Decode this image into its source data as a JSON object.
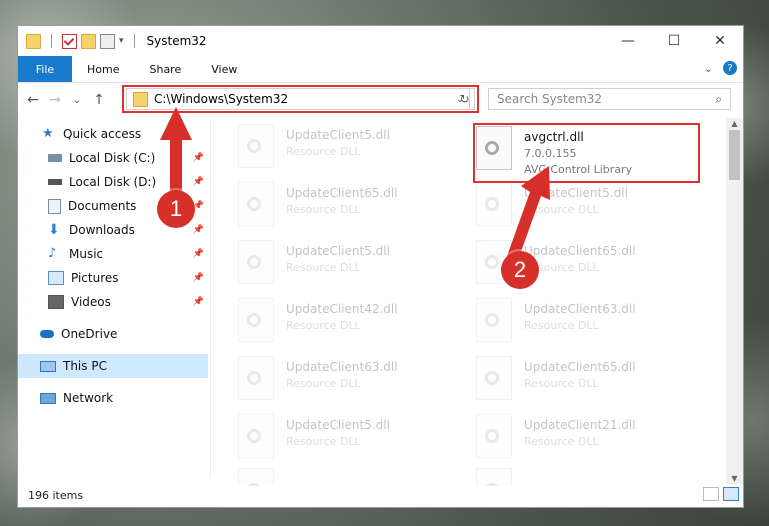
{
  "window": {
    "title": "System32",
    "controls": {
      "minimize": "—",
      "maximize": "☐",
      "close": "✕"
    }
  },
  "ribbon": {
    "tabs": [
      {
        "label": "File"
      },
      {
        "label": "Home"
      },
      {
        "label": "Share"
      },
      {
        "label": "View"
      }
    ],
    "expand": "⌄",
    "help": "?"
  },
  "nav": {
    "back": "←",
    "forward": "→",
    "recent": "⌄",
    "up": "↑",
    "address": "C:\\Windows\\System32",
    "address_chevron": "⌄",
    "refresh": "↻",
    "search_placeholder": "Search System32",
    "search_icon": "search-icon"
  },
  "sidebar": {
    "items": [
      {
        "label": "Quick access",
        "icon": "star-icon"
      },
      {
        "label": "Local Disk (C:)",
        "icon": "drive-icon"
      },
      {
        "label": "Local Disk (D:)",
        "icon": "drive-icon"
      },
      {
        "label": "Documents",
        "icon": "documents-icon"
      },
      {
        "label": "Downloads",
        "icon": "download-icon"
      },
      {
        "label": "Music",
        "icon": "music-icon"
      },
      {
        "label": "Pictures",
        "icon": "pictures-icon"
      },
      {
        "label": "Videos",
        "icon": "videos-icon"
      },
      {
        "label": "OneDrive",
        "icon": "cloud-icon"
      },
      {
        "label": "This PC",
        "icon": "computer-icon"
      },
      {
        "label": "Network",
        "icon": "network-icon"
      }
    ]
  },
  "files": {
    "highlighted": {
      "name": "avgctrl.dll",
      "version": "7.0.0.155",
      "description": "AVG Control Library"
    },
    "left": [
      {
        "name": "UpdateClient5.dll",
        "type": "Resource DLL"
      },
      {
        "name": "UpdateClient65.dll",
        "type": "Resource DLL"
      },
      {
        "name": "UpdateClient5.dll",
        "type": "Resource DLL"
      },
      {
        "name": "UpdateClient42.dll",
        "type": "Resource DLL"
      },
      {
        "name": "UpdateClient63.dll",
        "type": "Resource DLL"
      },
      {
        "name": "UpdateClient5.dll",
        "type": "Resource DLL"
      },
      {
        "name": "",
        "type": ""
      }
    ],
    "right": [
      {
        "name": "UpdateClient5.dll",
        "type": "Resource DLL"
      },
      {
        "name": "UpdateClient65.dll",
        "type": "Resource DLL"
      },
      {
        "name": "UpdateClient63.dll",
        "type": "Resource DLL"
      },
      {
        "name": "UpdateClient65.dll",
        "type": "Resource DLL"
      },
      {
        "name": "UpdateClient21.dll",
        "type": "Resource DLL"
      },
      {
        "name": "",
        "type": ""
      }
    ]
  },
  "status": {
    "count": "196 items"
  },
  "annotations": {
    "step1": "1",
    "step2": "2",
    "color": "#d7302a"
  }
}
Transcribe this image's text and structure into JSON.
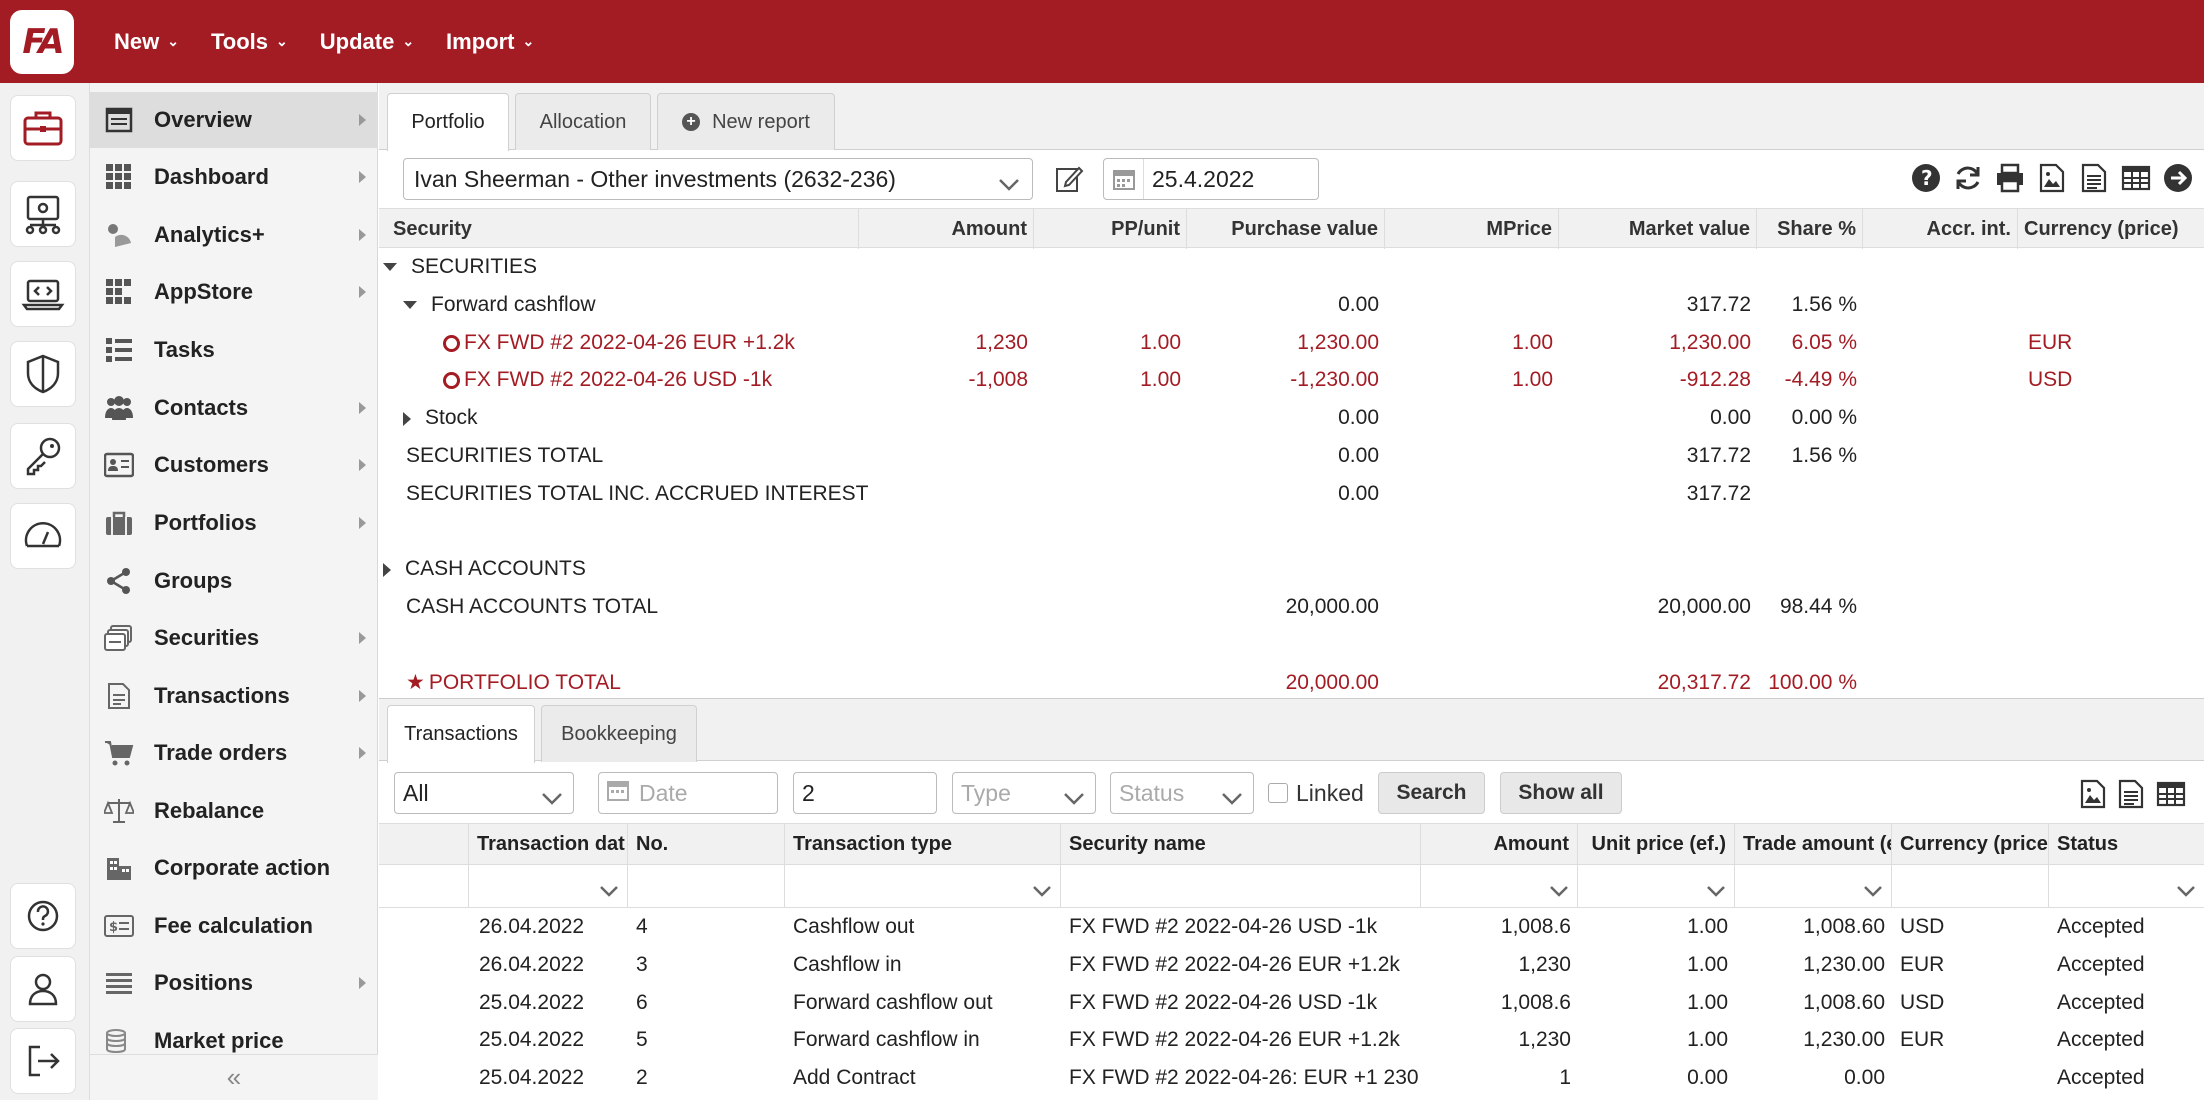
{
  "app": {
    "logo_text": "FA",
    "top_menu": [
      {
        "label": "New"
      },
      {
        "label": "Tools"
      },
      {
        "label": "Update"
      },
      {
        "label": "Import"
      }
    ]
  },
  "rail": {
    "items": [
      "briefcase-icon",
      "organization-icon",
      "code-laptop-icon",
      "shield-icon",
      "key-icon",
      "gauge-icon",
      "help-icon",
      "user-icon",
      "logout-icon"
    ]
  },
  "sidebar": {
    "items": [
      {
        "label": "Overview",
        "icon": "overview-icon",
        "arrow": true
      },
      {
        "label": "Dashboard",
        "icon": "dashboard-icon",
        "arrow": true
      },
      {
        "label": "Analytics+",
        "icon": "analytics-icon",
        "arrow": true
      },
      {
        "label": "AppStore",
        "icon": "appstore-icon",
        "arrow": true
      },
      {
        "label": "Tasks",
        "icon": "tasks-icon",
        "arrow": false
      },
      {
        "label": "Contacts",
        "icon": "contacts-icon",
        "arrow": true
      },
      {
        "label": "Customers",
        "icon": "customers-icon",
        "arrow": true
      },
      {
        "label": "Portfolios",
        "icon": "portfolios-icon",
        "arrow": true
      },
      {
        "label": "Groups",
        "icon": "groups-icon",
        "arrow": false
      },
      {
        "label": "Securities",
        "icon": "securities-icon",
        "arrow": true
      },
      {
        "label": "Transactions",
        "icon": "transactions-icon",
        "arrow": true
      },
      {
        "label": "Trade orders",
        "icon": "cart-icon",
        "arrow": true
      },
      {
        "label": "Rebalance",
        "icon": "scale-icon",
        "arrow": false
      },
      {
        "label": "Corporate action",
        "icon": "building-icon",
        "arrow": false
      },
      {
        "label": "Fee calculation",
        "icon": "fee-icon",
        "arrow": false
      },
      {
        "label": "Positions",
        "icon": "positions-icon",
        "arrow": true
      },
      {
        "label": "Market price",
        "icon": "coins-icon",
        "arrow": false
      }
    ],
    "collapse": "«"
  },
  "main_tabs": [
    {
      "label": "Portfolio"
    },
    {
      "label": "Allocation"
    },
    {
      "label": "New report"
    }
  ],
  "toolbar": {
    "portfolio": "Ivan Sheerman - Other investments (2632-236)",
    "date": "25.4.2022"
  },
  "portfolio_table": {
    "columns": [
      "Security",
      "Amount",
      "PP/unit",
      "Purchase value",
      "MPrice",
      "Market value",
      "Share %",
      "Accr. int.",
      "Currency (price)"
    ],
    "rows": [
      {
        "security": "SECURITIES",
        "indent": 0,
        "toggle": "down",
        "amount": "",
        "pp": "",
        "purchase": "",
        "mprice": "",
        "market": "",
        "share": "",
        "accr": "",
        "currency": "",
        "red": false
      },
      {
        "security": "Forward cashflow",
        "indent": 1,
        "toggle": "down",
        "amount": "",
        "pp": "",
        "purchase": "0.00",
        "mprice": "",
        "market": "317.72",
        "share": "1.56 %",
        "accr": "",
        "currency": "",
        "red": false
      },
      {
        "security": "FX FWD #2 2022-04-26 EUR +1.2k",
        "indent": 2,
        "toggle": "ring",
        "amount": "1,230",
        "pp": "1.00",
        "purchase": "1,230.00",
        "mprice": "1.00",
        "market": "1,230.00",
        "share": "6.05 %",
        "accr": "",
        "currency": "EUR",
        "red": true
      },
      {
        "security": "FX FWD #2 2022-04-26 USD -1k",
        "indent": 2,
        "toggle": "ring",
        "amount": "-1,008",
        "pp": "1.00",
        "purchase": "-1,230.00",
        "mprice": "1.00",
        "market": "-912.28",
        "share": "-4.49 %",
        "accr": "",
        "currency": "USD",
        "red": true
      },
      {
        "security": "Stock",
        "indent": 1,
        "toggle": "right",
        "amount": "",
        "pp": "",
        "purchase": "0.00",
        "mprice": "",
        "market": "0.00",
        "share": "0.00 %",
        "accr": "",
        "currency": "",
        "red": false
      },
      {
        "security": "SECURITIES TOTAL",
        "indent": 0,
        "toggle": "",
        "amount": "",
        "pp": "",
        "purchase": "0.00",
        "mprice": "",
        "market": "317.72",
        "share": "1.56 %",
        "accr": "",
        "currency": "",
        "red": false
      },
      {
        "security": "SECURITIES TOTAL INC. ACCRUED INTEREST",
        "indent": 0,
        "toggle": "",
        "amount": "",
        "pp": "",
        "purchase": "0.00",
        "mprice": "",
        "market": "317.72",
        "share": "",
        "accr": "",
        "currency": "",
        "red": false
      },
      {
        "security": "",
        "indent": 0,
        "toggle": "",
        "amount": "",
        "pp": "",
        "purchase": "",
        "mprice": "",
        "market": "",
        "share": "",
        "accr": "",
        "currency": "",
        "red": false
      },
      {
        "security": "CASH ACCOUNTS",
        "indent": 0,
        "toggle": "right",
        "amount": "",
        "pp": "",
        "purchase": "",
        "mprice": "",
        "market": "",
        "share": "",
        "accr": "",
        "currency": "",
        "red": false
      },
      {
        "security": "CASH ACCOUNTS TOTAL",
        "indent": 0,
        "toggle": "",
        "amount": "",
        "pp": "",
        "purchase": "20,000.00",
        "mprice": "",
        "market": "20,000.00",
        "share": "98.44 %",
        "accr": "",
        "currency": "",
        "red": false
      },
      {
        "security": "",
        "indent": 0,
        "toggle": "",
        "amount": "",
        "pp": "",
        "purchase": "",
        "mprice": "",
        "market": "",
        "share": "",
        "accr": "",
        "currency": "",
        "red": false
      },
      {
        "security": "PORTFOLIO TOTAL",
        "indent": 0,
        "toggle": "star",
        "amount": "",
        "pp": "",
        "purchase": "20,000.00",
        "mprice": "",
        "market": "20,317.72",
        "share": "100.00 %",
        "accr": "",
        "currency": "",
        "red": true
      }
    ]
  },
  "bottom_tabs": [
    {
      "label": "Transactions"
    },
    {
      "label": "Bookkeeping"
    }
  ],
  "filters": {
    "scope": "All",
    "date_placeholder": "Date",
    "number": "2",
    "type_placeholder": "Type",
    "status_placeholder": "Status",
    "linked_label": "Linked",
    "search_label": "Search",
    "show_all_label": "Show all"
  },
  "transactions": {
    "columns": [
      "",
      "Transaction dat",
      "No.",
      "Transaction type",
      "Security name",
      "Amount",
      "Unit price (ef.)",
      "Trade amount (e",
      "Currency (price",
      "Status"
    ],
    "rows": [
      {
        "date": "26.04.2022",
        "no": "4",
        "type": "Cashflow out",
        "security": "FX FWD #2 2022-04-26 USD -1k",
        "amount": "1,008.6",
        "unit": "1.00",
        "trade": "1,008.60",
        "currency": "USD",
        "status": "Accepted"
      },
      {
        "date": "26.04.2022",
        "no": "3",
        "type": "Cashflow in",
        "security": "FX FWD #2 2022-04-26 EUR +1.2k",
        "amount": "1,230",
        "unit": "1.00",
        "trade": "1,230.00",
        "currency": "EUR",
        "status": "Accepted"
      },
      {
        "date": "25.04.2022",
        "no": "6",
        "type": "Forward cashflow out",
        "security": "FX FWD #2 2022-04-26 USD -1k",
        "amount": "1,008.6",
        "unit": "1.00",
        "trade": "1,008.60",
        "currency": "USD",
        "status": "Accepted"
      },
      {
        "date": "25.04.2022",
        "no": "5",
        "type": "Forward cashflow in",
        "security": "FX FWD #2 2022-04-26 EUR +1.2k",
        "amount": "1,230",
        "unit": "1.00",
        "trade": "1,230.00",
        "currency": "EUR",
        "status": "Accepted"
      },
      {
        "date": "25.04.2022",
        "no": "2",
        "type": "Add Contract",
        "security": "FX FWD #2 2022-04-26: EUR +1 230",
        "amount": "1",
        "unit": "0.00",
        "trade": "0.00",
        "currency": "",
        "status": "Accepted"
      }
    ]
  },
  "colors": {
    "brand": "#a31c24",
    "active_tab_bg": "#ffffff",
    "panel_bg": "#f1f1f1"
  }
}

▬▬▬

What is needed: Look above for lines with the word "image" and copy them all.

Task output:
Decode this image into its source data as a JSON object.
Transcribe this image's text and structure into JSON.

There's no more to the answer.